### RECORDS PROVIDED
+ + + +
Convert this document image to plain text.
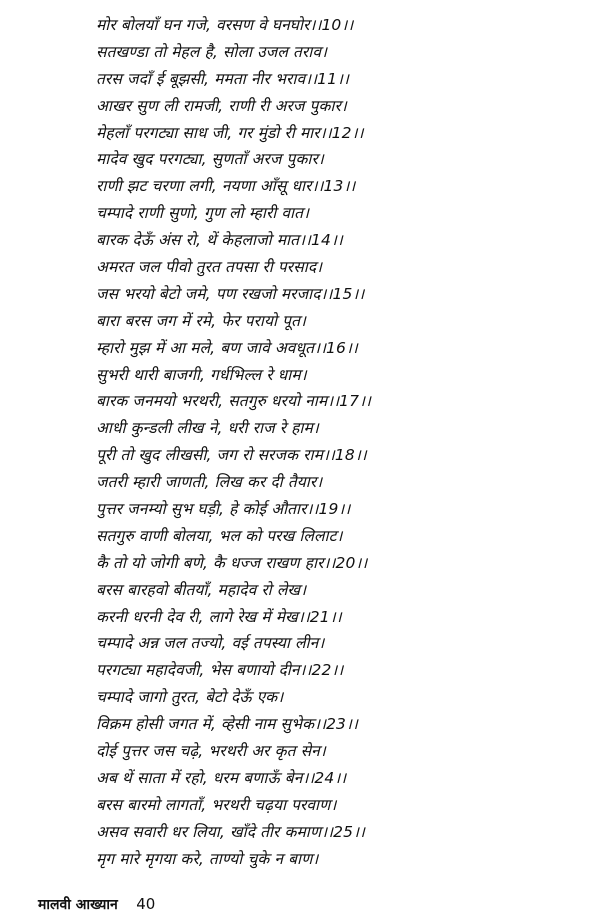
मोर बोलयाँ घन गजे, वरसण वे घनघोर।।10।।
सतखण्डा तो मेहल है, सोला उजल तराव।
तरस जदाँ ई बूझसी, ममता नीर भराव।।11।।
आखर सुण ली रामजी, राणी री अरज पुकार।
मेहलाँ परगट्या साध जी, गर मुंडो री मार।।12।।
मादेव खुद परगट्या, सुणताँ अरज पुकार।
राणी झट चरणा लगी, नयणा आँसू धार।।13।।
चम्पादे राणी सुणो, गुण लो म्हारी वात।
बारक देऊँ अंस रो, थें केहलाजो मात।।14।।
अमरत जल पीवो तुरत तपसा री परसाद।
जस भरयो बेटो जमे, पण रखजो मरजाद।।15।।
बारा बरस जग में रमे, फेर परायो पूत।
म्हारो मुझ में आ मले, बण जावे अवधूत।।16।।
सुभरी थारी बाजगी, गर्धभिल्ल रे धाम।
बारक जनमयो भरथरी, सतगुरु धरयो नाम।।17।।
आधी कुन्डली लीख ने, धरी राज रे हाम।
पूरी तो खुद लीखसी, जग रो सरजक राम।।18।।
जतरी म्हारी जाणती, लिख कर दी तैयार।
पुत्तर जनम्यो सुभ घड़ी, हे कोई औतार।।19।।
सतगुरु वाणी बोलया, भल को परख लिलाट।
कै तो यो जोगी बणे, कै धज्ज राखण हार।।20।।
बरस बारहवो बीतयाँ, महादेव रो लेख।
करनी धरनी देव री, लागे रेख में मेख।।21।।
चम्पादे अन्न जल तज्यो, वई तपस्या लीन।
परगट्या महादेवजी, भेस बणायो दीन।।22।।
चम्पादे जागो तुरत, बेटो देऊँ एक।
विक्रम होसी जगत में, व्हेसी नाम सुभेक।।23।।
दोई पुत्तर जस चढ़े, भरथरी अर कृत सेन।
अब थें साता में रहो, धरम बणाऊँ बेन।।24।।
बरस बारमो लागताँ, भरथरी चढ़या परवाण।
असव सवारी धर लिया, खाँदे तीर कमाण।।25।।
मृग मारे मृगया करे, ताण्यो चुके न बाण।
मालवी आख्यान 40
+ + + +
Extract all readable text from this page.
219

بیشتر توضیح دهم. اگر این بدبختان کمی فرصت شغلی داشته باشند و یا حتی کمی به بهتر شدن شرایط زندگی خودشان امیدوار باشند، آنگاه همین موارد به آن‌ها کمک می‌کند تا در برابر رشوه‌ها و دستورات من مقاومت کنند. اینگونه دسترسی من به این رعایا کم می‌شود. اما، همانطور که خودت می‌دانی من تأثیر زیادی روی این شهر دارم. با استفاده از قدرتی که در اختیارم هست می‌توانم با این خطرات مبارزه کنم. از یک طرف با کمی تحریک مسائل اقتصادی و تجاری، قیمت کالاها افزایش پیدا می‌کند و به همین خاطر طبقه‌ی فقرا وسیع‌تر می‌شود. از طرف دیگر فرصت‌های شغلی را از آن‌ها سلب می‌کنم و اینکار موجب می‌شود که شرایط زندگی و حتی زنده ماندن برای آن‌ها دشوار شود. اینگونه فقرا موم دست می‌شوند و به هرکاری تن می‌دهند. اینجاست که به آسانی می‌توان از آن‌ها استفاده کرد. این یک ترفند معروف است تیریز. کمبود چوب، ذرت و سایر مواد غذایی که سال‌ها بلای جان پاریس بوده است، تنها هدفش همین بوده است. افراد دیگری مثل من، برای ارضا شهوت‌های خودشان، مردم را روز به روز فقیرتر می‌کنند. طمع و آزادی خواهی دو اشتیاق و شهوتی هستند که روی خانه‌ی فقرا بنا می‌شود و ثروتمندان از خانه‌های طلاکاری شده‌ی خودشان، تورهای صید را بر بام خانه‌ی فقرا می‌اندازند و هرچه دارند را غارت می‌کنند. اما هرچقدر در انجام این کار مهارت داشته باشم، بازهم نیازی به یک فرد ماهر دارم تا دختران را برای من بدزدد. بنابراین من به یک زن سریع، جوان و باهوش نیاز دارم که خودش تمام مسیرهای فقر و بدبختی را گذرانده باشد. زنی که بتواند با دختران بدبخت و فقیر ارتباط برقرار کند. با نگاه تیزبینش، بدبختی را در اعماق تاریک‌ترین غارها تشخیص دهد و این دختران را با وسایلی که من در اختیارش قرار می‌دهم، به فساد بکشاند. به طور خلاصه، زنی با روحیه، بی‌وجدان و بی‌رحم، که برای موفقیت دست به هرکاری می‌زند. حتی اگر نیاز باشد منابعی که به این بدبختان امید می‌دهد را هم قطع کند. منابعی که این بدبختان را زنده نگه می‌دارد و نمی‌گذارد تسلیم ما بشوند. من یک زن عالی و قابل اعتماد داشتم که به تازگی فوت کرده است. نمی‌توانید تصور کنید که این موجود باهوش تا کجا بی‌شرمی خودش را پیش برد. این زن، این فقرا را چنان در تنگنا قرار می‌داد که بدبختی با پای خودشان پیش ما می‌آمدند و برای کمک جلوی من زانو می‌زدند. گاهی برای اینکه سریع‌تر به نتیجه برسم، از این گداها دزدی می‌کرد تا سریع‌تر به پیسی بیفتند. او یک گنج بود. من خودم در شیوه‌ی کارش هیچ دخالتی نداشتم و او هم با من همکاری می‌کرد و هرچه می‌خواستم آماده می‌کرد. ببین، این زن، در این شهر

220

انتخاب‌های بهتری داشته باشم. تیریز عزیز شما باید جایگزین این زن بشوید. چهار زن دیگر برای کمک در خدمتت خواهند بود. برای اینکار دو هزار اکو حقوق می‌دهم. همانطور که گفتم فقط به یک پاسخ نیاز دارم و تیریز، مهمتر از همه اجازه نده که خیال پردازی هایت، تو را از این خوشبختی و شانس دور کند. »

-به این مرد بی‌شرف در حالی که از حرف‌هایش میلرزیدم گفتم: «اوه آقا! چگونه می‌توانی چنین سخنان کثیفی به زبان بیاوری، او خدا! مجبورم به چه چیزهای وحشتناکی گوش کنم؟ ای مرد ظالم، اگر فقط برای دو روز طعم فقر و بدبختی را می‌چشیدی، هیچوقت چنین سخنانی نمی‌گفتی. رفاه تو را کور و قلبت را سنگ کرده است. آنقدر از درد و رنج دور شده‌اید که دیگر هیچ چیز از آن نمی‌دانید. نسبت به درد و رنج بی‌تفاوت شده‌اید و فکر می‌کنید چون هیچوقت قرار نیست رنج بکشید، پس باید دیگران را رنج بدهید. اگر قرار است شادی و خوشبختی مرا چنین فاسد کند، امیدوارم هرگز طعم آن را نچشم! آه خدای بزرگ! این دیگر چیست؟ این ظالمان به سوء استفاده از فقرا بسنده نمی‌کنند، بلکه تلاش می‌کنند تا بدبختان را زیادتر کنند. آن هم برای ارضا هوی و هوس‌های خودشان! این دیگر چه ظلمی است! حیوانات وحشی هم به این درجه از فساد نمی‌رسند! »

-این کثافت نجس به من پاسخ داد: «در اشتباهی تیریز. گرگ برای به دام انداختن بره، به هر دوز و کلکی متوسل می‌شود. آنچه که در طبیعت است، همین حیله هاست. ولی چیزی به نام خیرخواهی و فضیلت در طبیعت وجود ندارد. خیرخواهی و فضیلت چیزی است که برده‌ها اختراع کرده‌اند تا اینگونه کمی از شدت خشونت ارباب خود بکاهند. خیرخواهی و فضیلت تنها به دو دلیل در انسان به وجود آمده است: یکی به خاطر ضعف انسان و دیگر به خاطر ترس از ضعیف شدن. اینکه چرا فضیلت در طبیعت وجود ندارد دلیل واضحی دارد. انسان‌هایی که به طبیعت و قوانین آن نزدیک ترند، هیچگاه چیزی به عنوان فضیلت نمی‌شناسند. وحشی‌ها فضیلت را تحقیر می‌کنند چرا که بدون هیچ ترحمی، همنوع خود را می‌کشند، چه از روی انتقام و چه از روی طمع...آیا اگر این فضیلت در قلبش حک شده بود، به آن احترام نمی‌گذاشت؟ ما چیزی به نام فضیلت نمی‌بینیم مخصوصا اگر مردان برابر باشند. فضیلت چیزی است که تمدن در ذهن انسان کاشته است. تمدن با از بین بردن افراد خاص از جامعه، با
+ + + +
### TASK STATEMENT
In the records, locate each line holding the string "this" and copy it.

### SOLUTION TO THE PROBLEM
Convert this document image to plain text.
Extract all readable text from this page.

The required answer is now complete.